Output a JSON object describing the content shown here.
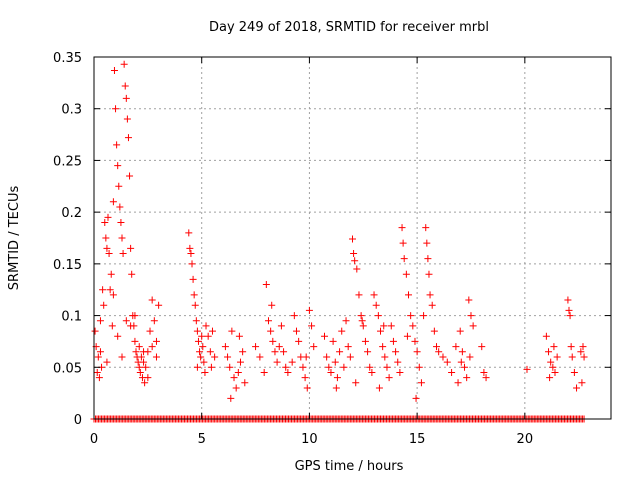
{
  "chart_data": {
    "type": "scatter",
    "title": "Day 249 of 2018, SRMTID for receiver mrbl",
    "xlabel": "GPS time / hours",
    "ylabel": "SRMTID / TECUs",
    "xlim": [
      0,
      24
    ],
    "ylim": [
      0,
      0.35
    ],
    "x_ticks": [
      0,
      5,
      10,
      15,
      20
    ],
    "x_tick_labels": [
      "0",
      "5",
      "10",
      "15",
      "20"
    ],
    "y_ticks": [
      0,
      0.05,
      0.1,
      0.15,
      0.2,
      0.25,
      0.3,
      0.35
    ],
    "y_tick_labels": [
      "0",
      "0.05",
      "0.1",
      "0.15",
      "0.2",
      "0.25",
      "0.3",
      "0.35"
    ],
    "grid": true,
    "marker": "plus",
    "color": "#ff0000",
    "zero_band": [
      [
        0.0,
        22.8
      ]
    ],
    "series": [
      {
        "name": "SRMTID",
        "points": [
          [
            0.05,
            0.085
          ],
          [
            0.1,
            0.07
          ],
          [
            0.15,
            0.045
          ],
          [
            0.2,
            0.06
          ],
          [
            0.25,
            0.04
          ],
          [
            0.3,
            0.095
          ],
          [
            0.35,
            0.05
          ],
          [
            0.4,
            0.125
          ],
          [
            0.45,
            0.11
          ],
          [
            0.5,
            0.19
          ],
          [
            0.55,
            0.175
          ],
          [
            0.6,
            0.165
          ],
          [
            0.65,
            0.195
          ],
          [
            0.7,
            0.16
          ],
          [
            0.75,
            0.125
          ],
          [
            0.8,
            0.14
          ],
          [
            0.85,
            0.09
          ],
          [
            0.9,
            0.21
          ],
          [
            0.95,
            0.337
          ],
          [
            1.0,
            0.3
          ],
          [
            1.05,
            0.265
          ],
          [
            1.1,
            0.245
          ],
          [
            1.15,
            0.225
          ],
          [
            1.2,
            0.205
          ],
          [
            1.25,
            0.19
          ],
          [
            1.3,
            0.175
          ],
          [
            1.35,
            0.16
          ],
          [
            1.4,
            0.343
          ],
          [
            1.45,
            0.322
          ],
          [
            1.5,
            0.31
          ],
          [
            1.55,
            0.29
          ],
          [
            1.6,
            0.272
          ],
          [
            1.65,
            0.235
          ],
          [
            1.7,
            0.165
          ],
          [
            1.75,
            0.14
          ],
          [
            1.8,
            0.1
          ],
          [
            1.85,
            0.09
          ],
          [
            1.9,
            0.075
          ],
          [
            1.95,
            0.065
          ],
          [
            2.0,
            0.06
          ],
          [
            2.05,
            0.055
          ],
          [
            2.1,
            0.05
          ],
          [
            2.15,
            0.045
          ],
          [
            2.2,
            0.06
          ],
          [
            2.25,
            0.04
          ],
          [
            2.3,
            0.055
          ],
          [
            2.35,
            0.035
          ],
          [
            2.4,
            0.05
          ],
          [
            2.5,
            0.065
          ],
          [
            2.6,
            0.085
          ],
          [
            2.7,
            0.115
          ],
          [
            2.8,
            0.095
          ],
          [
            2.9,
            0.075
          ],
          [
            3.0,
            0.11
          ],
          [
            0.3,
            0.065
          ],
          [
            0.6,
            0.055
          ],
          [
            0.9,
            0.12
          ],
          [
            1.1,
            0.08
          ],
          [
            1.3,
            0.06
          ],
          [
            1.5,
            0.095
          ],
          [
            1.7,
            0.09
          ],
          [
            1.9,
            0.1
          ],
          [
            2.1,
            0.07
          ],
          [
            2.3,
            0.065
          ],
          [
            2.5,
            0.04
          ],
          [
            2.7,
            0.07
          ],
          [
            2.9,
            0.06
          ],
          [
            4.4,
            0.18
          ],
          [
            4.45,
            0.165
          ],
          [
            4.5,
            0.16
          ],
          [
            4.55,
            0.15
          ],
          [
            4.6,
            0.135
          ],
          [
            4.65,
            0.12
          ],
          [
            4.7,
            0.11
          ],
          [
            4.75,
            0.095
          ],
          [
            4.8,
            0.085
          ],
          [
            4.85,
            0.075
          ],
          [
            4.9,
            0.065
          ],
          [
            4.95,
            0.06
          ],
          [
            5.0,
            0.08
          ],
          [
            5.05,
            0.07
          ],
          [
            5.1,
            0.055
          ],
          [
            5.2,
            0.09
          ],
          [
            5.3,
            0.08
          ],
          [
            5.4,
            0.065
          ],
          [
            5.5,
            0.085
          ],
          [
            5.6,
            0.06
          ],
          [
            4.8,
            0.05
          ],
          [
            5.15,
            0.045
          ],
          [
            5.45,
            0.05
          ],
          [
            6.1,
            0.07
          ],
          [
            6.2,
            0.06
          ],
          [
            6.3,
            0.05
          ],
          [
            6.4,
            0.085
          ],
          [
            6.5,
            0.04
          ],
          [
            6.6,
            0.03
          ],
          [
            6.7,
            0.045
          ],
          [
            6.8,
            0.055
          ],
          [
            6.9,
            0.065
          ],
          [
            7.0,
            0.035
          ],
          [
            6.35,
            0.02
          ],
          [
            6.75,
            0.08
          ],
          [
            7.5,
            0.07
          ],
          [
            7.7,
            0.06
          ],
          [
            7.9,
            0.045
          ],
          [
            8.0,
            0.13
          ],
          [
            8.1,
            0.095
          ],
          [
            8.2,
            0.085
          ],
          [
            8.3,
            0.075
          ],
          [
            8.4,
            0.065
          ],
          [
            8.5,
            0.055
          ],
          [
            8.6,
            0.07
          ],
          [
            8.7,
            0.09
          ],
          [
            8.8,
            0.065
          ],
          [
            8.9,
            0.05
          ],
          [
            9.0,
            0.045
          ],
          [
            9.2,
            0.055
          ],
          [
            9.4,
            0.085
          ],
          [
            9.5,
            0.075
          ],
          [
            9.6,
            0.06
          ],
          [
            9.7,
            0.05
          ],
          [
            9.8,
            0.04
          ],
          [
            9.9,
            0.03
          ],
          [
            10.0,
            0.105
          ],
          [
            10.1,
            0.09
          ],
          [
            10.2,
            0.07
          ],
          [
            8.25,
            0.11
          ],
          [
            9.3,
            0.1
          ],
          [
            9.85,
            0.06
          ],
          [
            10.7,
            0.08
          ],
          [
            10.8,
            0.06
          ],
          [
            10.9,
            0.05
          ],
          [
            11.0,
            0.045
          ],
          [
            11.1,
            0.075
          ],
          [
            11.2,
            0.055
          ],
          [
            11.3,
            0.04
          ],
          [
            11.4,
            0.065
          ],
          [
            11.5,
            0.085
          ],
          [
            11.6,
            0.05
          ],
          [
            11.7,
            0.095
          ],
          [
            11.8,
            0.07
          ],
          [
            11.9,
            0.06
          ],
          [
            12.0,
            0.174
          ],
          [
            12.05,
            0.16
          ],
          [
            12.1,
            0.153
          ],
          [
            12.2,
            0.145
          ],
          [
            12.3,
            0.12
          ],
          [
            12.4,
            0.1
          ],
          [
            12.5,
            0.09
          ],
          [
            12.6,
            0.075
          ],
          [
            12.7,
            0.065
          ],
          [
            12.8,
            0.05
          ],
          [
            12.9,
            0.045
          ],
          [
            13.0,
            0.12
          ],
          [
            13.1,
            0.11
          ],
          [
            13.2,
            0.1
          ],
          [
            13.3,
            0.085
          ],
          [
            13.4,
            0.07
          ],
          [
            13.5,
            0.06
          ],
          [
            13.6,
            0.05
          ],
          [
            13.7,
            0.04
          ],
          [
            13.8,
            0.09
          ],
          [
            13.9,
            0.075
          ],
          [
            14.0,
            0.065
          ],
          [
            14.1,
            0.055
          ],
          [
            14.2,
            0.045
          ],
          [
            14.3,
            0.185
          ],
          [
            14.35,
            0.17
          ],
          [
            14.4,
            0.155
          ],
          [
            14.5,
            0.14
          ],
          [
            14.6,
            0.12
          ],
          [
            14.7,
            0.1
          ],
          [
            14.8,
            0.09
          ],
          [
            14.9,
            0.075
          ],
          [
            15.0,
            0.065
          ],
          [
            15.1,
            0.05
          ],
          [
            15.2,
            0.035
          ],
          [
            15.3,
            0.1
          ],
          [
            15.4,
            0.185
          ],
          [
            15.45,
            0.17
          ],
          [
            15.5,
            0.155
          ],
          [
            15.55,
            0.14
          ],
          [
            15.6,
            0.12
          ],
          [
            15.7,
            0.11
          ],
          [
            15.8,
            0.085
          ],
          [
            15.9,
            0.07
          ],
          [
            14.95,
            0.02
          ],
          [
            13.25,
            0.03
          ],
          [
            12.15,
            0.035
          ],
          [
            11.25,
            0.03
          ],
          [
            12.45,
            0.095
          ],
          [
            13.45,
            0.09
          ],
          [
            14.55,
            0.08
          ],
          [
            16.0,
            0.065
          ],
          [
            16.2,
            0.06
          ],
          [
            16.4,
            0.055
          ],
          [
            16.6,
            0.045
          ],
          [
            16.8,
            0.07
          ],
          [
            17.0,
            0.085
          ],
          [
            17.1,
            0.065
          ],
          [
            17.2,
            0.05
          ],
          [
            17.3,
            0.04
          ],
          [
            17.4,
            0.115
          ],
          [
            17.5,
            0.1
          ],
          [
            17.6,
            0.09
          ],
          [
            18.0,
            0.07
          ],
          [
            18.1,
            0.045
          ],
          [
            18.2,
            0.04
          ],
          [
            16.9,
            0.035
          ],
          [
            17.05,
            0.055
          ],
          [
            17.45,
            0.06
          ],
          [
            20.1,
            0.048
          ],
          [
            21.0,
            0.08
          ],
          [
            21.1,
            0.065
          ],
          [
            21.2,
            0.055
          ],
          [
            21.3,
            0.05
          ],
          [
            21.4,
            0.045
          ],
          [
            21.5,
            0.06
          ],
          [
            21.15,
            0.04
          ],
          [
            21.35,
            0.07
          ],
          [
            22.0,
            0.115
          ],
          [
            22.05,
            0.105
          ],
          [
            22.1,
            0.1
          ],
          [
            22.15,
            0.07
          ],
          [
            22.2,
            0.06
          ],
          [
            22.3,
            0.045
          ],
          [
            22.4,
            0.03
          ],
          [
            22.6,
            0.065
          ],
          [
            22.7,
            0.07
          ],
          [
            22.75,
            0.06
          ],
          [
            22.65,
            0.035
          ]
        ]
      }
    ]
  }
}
_____
Problem details
Count the lines above that contain the word "SRMTID". Give only the number.

Response to this exercise
3